(Collected data)

◇ ◇ ◇ ◇

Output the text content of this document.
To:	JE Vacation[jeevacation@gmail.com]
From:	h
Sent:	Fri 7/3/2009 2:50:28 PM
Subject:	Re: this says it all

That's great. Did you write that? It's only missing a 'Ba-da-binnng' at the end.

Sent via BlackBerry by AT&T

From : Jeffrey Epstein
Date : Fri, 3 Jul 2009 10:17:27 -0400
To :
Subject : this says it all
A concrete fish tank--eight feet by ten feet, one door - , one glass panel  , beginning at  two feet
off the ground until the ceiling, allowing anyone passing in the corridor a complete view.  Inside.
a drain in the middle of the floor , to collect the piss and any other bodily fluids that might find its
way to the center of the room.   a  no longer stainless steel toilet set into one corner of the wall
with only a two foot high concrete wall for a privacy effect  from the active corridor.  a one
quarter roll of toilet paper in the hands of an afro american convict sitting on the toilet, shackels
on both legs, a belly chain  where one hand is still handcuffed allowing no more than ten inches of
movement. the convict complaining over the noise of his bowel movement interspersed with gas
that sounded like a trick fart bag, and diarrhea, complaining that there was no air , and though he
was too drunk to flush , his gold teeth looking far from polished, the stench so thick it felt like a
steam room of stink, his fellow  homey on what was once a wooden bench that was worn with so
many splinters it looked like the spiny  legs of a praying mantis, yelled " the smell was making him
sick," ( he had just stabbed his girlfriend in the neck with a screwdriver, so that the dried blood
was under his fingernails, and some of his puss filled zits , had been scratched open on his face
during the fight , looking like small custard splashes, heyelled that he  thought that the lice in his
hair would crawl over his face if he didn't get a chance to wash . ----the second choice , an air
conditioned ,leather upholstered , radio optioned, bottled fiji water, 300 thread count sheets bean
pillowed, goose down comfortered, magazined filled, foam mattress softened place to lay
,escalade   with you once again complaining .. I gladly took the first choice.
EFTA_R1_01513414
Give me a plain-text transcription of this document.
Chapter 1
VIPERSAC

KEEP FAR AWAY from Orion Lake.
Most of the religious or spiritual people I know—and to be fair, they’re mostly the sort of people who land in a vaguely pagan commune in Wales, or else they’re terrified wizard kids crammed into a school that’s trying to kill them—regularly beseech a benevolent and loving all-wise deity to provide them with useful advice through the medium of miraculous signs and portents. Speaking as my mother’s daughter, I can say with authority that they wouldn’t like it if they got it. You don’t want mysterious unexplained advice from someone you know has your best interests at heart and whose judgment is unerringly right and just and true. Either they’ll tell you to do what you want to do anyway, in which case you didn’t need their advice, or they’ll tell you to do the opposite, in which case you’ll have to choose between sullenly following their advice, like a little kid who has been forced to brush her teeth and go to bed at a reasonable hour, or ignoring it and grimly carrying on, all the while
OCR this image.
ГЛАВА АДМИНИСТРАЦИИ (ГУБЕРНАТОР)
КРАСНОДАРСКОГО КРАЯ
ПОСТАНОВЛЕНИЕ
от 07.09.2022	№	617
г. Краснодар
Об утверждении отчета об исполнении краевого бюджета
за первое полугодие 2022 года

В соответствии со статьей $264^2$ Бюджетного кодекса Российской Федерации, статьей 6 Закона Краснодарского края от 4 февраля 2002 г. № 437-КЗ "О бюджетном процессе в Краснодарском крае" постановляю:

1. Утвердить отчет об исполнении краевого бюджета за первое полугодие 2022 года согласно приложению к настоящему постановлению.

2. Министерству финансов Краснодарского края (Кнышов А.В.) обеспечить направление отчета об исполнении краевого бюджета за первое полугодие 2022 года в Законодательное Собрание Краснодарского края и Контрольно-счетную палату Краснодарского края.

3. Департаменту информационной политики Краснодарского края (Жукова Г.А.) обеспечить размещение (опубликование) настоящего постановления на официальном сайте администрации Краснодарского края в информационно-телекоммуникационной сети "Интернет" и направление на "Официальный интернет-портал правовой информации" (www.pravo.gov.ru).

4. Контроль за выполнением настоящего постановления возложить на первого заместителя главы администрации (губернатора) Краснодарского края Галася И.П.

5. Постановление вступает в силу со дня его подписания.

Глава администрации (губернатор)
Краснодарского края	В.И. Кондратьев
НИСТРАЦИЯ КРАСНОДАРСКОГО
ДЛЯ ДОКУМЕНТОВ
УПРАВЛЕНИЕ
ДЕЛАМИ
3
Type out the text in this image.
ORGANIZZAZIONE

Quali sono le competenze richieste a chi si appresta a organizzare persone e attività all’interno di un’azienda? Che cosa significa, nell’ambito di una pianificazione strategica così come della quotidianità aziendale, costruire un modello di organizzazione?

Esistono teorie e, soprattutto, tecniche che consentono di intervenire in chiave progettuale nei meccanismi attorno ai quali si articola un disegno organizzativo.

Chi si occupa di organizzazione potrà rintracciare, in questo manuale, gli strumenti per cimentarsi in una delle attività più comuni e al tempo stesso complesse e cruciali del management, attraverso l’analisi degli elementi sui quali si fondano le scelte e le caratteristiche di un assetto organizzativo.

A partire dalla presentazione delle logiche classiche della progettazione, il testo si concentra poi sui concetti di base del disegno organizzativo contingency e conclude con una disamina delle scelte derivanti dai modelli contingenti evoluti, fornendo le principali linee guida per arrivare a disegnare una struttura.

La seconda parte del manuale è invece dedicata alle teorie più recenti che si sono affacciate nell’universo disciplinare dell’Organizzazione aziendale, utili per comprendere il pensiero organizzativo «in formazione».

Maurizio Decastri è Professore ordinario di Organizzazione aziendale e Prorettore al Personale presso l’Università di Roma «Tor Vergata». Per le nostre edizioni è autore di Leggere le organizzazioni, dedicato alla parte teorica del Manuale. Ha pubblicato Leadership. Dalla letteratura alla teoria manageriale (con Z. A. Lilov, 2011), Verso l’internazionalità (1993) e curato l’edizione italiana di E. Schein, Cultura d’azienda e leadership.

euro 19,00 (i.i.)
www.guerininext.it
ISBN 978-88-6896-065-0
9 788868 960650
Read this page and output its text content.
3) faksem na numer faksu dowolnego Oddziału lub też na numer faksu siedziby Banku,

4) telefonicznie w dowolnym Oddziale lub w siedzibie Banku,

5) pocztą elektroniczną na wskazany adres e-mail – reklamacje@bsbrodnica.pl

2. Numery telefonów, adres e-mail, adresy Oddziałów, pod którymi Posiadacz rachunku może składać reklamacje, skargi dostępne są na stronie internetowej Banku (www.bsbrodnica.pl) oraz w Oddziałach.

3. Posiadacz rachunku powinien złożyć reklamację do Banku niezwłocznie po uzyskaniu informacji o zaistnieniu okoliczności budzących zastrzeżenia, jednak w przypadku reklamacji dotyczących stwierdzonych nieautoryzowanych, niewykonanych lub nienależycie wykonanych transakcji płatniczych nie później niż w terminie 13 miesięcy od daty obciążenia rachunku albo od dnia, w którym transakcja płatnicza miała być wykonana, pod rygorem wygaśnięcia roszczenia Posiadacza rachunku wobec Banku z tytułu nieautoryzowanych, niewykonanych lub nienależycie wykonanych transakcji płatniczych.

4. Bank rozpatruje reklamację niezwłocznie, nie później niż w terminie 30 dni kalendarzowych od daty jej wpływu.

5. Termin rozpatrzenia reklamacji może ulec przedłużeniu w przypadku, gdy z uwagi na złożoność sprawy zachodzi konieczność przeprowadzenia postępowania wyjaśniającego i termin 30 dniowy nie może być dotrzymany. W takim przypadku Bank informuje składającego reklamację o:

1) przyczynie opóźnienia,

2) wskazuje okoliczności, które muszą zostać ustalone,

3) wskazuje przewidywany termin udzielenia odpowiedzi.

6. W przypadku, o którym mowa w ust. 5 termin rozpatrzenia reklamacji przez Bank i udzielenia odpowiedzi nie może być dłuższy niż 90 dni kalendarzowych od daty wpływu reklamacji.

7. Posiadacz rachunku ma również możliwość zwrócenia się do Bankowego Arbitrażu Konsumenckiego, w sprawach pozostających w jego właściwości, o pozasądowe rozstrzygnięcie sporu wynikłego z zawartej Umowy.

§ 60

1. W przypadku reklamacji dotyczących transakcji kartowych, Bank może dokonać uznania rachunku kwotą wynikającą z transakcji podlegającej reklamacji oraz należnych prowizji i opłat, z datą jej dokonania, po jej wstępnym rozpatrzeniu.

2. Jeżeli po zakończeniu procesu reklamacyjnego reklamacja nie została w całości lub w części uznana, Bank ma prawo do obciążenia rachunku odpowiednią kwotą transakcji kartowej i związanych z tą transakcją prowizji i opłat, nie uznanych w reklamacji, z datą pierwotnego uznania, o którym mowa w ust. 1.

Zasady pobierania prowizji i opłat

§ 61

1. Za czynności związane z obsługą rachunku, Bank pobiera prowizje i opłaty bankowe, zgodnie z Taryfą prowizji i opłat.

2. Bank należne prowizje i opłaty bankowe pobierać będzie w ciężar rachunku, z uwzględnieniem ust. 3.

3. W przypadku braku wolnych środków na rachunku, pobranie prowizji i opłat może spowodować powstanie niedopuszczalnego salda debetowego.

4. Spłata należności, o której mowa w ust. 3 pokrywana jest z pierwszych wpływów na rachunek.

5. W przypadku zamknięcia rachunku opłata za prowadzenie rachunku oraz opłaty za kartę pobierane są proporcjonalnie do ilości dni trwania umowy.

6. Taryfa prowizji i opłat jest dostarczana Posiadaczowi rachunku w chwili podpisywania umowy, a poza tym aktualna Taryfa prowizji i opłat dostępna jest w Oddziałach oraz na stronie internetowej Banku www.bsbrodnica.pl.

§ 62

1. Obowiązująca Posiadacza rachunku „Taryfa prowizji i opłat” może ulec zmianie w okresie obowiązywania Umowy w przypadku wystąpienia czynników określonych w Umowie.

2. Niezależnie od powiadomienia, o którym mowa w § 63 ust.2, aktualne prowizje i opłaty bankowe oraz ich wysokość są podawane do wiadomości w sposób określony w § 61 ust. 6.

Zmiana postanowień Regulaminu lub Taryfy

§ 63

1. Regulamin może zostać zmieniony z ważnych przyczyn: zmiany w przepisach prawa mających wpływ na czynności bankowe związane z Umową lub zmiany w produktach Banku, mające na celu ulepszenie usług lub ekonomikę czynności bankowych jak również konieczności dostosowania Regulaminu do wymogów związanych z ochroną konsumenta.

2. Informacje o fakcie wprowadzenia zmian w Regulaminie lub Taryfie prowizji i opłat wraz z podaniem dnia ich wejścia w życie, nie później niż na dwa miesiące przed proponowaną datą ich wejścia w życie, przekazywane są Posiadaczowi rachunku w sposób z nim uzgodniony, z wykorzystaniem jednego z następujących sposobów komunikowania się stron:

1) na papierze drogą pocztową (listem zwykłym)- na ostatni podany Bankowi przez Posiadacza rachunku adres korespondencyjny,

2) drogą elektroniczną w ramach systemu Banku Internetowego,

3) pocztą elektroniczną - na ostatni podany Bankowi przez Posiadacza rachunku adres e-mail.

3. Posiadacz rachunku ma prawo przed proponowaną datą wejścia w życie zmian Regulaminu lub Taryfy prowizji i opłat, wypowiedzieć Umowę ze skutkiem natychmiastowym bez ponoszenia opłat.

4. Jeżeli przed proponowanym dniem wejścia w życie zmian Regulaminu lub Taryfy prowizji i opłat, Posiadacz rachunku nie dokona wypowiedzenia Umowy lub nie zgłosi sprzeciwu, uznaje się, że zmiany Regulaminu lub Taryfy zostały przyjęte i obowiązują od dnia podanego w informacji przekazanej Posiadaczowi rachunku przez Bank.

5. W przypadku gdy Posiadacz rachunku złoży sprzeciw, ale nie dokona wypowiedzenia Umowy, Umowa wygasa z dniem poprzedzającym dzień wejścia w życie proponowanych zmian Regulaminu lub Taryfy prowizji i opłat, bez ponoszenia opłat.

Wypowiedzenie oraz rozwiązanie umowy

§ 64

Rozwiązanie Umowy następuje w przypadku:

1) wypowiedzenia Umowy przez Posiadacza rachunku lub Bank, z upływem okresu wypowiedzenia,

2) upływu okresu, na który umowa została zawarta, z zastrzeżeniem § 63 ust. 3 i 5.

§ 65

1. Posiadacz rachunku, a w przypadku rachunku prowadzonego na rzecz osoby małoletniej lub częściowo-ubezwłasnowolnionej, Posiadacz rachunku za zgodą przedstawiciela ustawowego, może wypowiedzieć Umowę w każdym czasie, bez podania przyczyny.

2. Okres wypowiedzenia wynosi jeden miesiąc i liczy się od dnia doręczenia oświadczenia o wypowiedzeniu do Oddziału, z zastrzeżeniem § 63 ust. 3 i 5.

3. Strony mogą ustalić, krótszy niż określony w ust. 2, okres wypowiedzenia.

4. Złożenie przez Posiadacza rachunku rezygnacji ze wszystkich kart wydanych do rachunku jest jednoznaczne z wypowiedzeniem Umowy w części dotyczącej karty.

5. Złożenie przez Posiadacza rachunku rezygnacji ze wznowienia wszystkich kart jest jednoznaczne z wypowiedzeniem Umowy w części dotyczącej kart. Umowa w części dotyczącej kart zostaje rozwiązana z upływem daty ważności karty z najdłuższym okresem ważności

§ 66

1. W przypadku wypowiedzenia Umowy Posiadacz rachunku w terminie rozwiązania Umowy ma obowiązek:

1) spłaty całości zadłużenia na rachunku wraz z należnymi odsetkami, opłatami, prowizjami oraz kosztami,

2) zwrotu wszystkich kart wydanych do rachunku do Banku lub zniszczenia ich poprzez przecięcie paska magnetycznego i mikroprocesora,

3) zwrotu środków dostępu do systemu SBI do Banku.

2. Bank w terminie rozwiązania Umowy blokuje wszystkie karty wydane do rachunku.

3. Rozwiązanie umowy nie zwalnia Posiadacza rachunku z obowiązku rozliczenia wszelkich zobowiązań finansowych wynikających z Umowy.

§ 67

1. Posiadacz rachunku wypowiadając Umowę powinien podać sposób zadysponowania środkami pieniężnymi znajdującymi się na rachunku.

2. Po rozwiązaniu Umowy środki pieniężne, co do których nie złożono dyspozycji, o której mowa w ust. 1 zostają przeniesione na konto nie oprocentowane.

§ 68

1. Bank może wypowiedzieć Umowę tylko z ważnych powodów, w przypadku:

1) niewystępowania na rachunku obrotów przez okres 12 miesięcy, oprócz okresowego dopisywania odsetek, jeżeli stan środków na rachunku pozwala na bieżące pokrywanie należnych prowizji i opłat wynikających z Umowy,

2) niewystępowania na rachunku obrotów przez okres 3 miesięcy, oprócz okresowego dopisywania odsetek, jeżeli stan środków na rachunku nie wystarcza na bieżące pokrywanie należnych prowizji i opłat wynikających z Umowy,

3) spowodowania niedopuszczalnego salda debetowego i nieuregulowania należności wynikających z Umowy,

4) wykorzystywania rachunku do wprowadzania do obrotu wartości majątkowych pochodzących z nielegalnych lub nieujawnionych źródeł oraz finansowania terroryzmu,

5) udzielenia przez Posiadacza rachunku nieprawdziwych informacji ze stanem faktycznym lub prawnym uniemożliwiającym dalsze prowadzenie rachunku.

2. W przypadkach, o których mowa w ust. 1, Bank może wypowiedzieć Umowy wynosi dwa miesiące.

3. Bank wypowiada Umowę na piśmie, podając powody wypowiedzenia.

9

◇ ◇ ◇ ◇

**Problem description**
How many lines in the records hold the string "zostać"? Reply with the number alone.

**Output**
2